- _Stated task_:
Your task is to copy every line of the records below that contains "knowledge".

-- BEGIN --

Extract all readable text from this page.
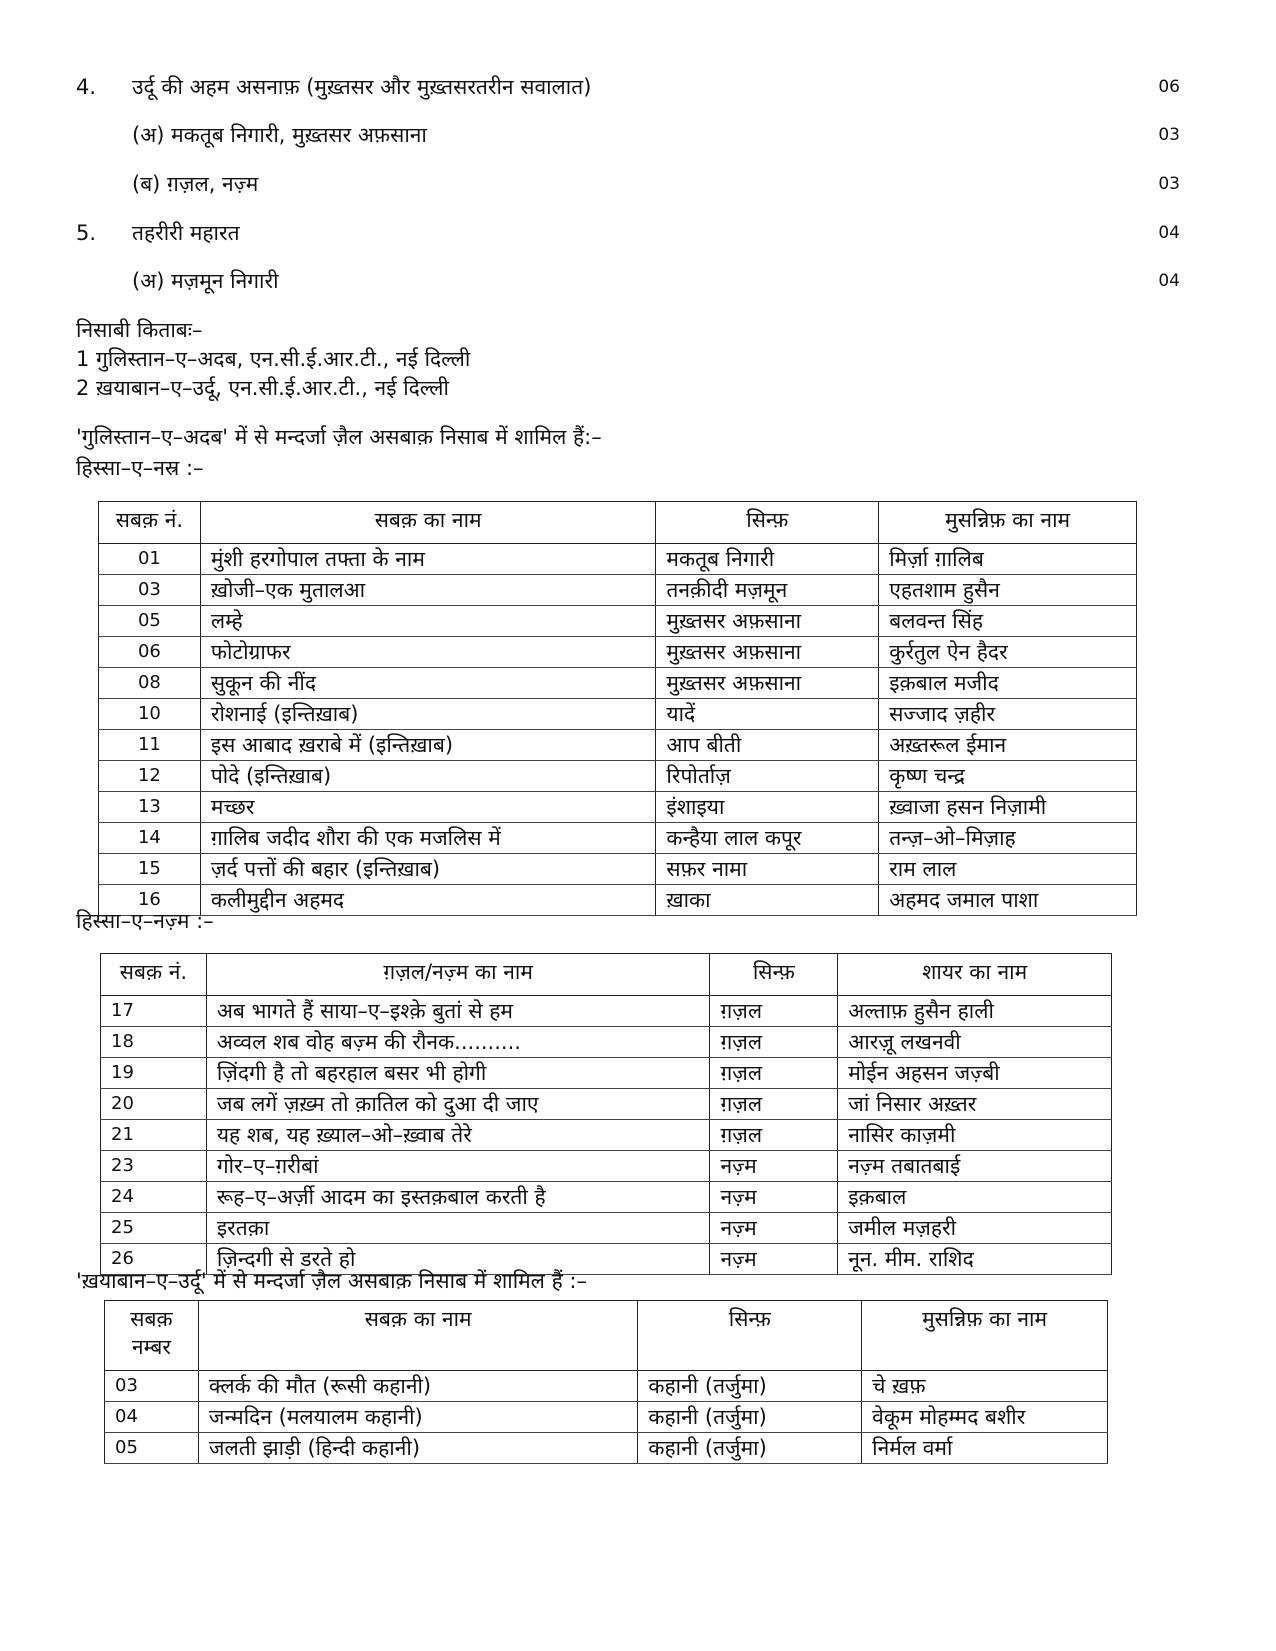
4. उर्दू की अहम असनाफ़ (मुख़्तसर और मुख़्तसरतरीन सवालात)	06
(अ) मकतूब निगारी, मुख़्तसर अफ़साना	03
(ब) ग़ज़ल, नज़्म	03
5. तहरीरी महारत	04
(अ) मज़मून निगारी	04
निसाबी किताबः–
1 गुलिस्तान–ए–अदब, एन.सी.ई.आर.टी., नई दिल्ली
2 ख़याबान–ए–उर्दू, एन.सी.ई.आर.टी., नई दिल्ली
'गुलिस्तान–ए–अदब' में से मन्दर्जा ज़ैल असबाक़ निसाब में शामिल हैं:–
हिस्सा–ए–नस्र :–
सबक़ नं.	सबक़ का नाम	सिन्फ़	मुसन्निफ़ का नाम
01	मुंशी हरगोपाल तफ्ता के नाम	मकतूब निगारी	मिर्ज़ा ग़ालिब
03	ख़ोजी–एक मुतालआ	तनक़ीदी मज़मून	एहतशाम हुसैन
05	लम्हे	मुख़्तसर अफ़साना	बलवन्त सिंह
06	फोटोग्राफर	मुख़्तसर अफ़साना	कुर्रतुल ऐन हैदर
08	सुकून की नींद	मुख़्तसर अफ़साना	इक़बाल मजीद
10	रोशनाई (इन्तिख़ाब)	यादें	सज्जाद ज़हीर
11	इस आबाद ख़राबे में (इन्तिख़ाब)	आप बीती	अख़्तरूल ईमान
12	पोदे (इन्तिख़ाब)	रिपोर्ताज़	कृष्ण चन्द्र
13	मच्छर	इंशाइया	ख़्वाजा हसन निज़ामी
14	ग़ालिब जदीद शौरा की एक मजलिस में	कन्हैया लाल कपूर	तन्ज़–ओ–मिज़ाह
15	ज़र्द पत्तों की बहार (इन्तिख़ाब)	सफ़र नामा	राम लाल
16	कलीमुद्दीन अहमद	ख़ाका	अहमद जमाल पाशा
हिस्सा–ए–नज़्म :–
सबक़ नं.	ग़ज़ल/नज़्म का नाम	सिन्फ़	शायर का नाम
17	अब भागते हैं साया–ए–इश्क़े बुतां से हम	ग़ज़ल	अल्ताफ़ हुसैन हाली
18	अव्वल शब वोह बज़्म की रौनक..........	ग़ज़ल	आरज़ू लखनवी
19	ज़िंदगी है तो बहरहाल बसर भी होगी	ग़ज़ल	मोईन अहसन जज़्बी
20	जब लगें ज़ख़्म तो क़ातिल को दुआ दी जाए	ग़ज़ल	जां निसार अख़्तर
21	यह शब, यह ख़्याल–ओ–ख़्वाब तेरे	ग़ज़ल	नासिर काज़मी
23	गोर–ए–ग़रीबां	नज़्म	नज़्म तबातबाई
24	रूह–ए–अर्ज़ी आदम का इस्तक़बाल करती है	नज़्म	इक़बाल
25	इरतक़ा	नज़्म	जमील मज़हरी
26	ज़िन्दगी से डरते हो	नज़्म	नून. मीम. राशिद
'ख़याबान–ए–उर्दू' में से मन्दर्जा ज़ैल असबाक़ निसाब में शामिल हैं :–
सबक़ नम्बर	सबक़ का नाम	सिन्फ़	मुसन्निफ़ का नाम
03	क्लर्क की मौत (रूसी कहानी)	कहानी (तर्जुमा)	चे ख़फ़
04	जन्मदिन (मलयालम कहानी)	कहानी (तर्जुमा)	वेकूम मोहम्मद बशीर
05	जलती झाड़ी (हिन्दी कहानी)	कहानी (तर्जुमा)	निर्मल वर्मा
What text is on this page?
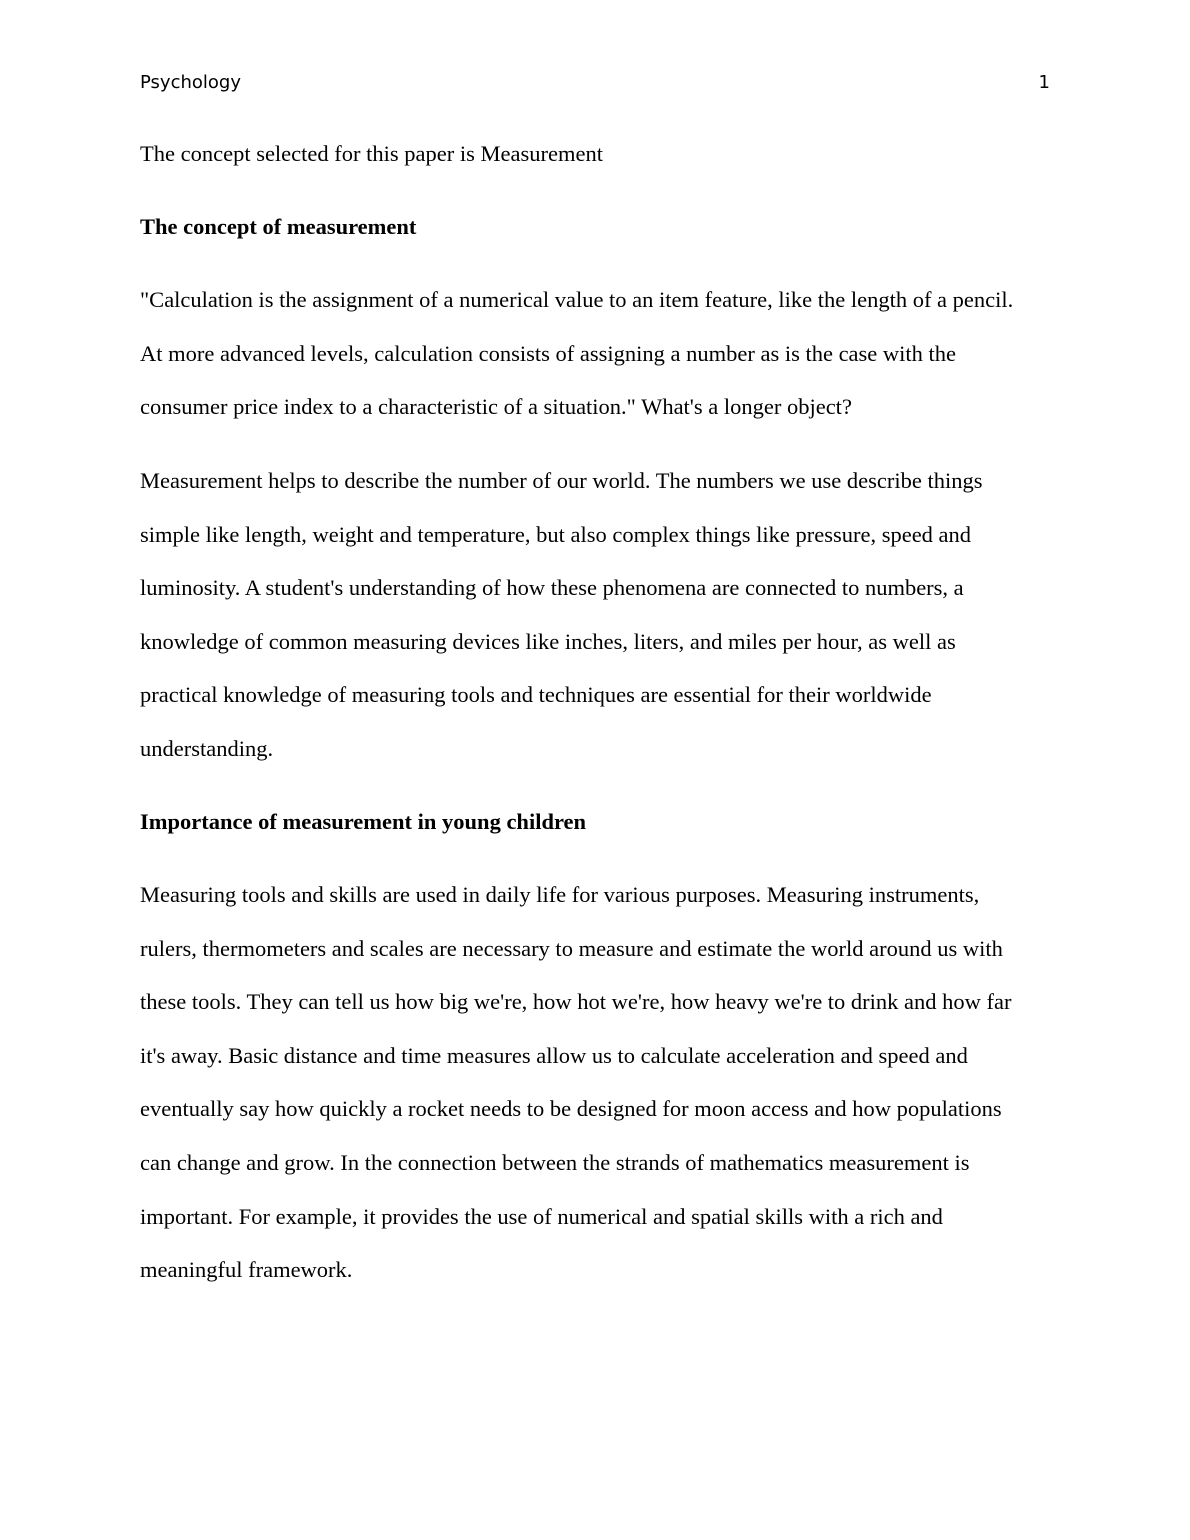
Psychology	1
The concept selected for this paper is Measurement
The concept of measurement
"Calculation is the assignment of a numerical value to an item feature, like the length of a pencil.
At more advanced levels, calculation consists of assigning a number as is the case with the
consumer price index to a characteristic of a situation." What's a longer object?
Measurement helps to describe the number of our world. The numbers we use describe things
simple like length, weight and temperature, but also complex things like pressure, speed and
luminosity. A student's understanding of how these phenomena are connected to numbers, a
knowledge of common measuring devices like inches, liters, and miles per hour, as well as
practical knowledge of measuring tools and techniques are essential for their worldwide
understanding.
Importance of measurement in young children
Measuring tools and skills are used in daily life for various purposes. Measuring instruments,
rulers, thermometers and scales are necessary to measure and estimate the world around us with
these tools. They can tell us how big we're, how hot we're, how heavy we're to drink and how far
it's away. Basic distance and time measures allow us to calculate acceleration and speed and
eventually say how quickly a rocket needs to be designed for moon access and how populations
can change and grow. In the connection between the strands of mathematics measurement is
important. For example, it provides the use of numerical and spatial skills with a rich and
meaningful framework.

-- END --

- _Completed exercise_:
knowledge of common measuring devices like inches, liters, and miles per hour, as well as
practical knowledge of measuring tools and techniques are essential for their worldwide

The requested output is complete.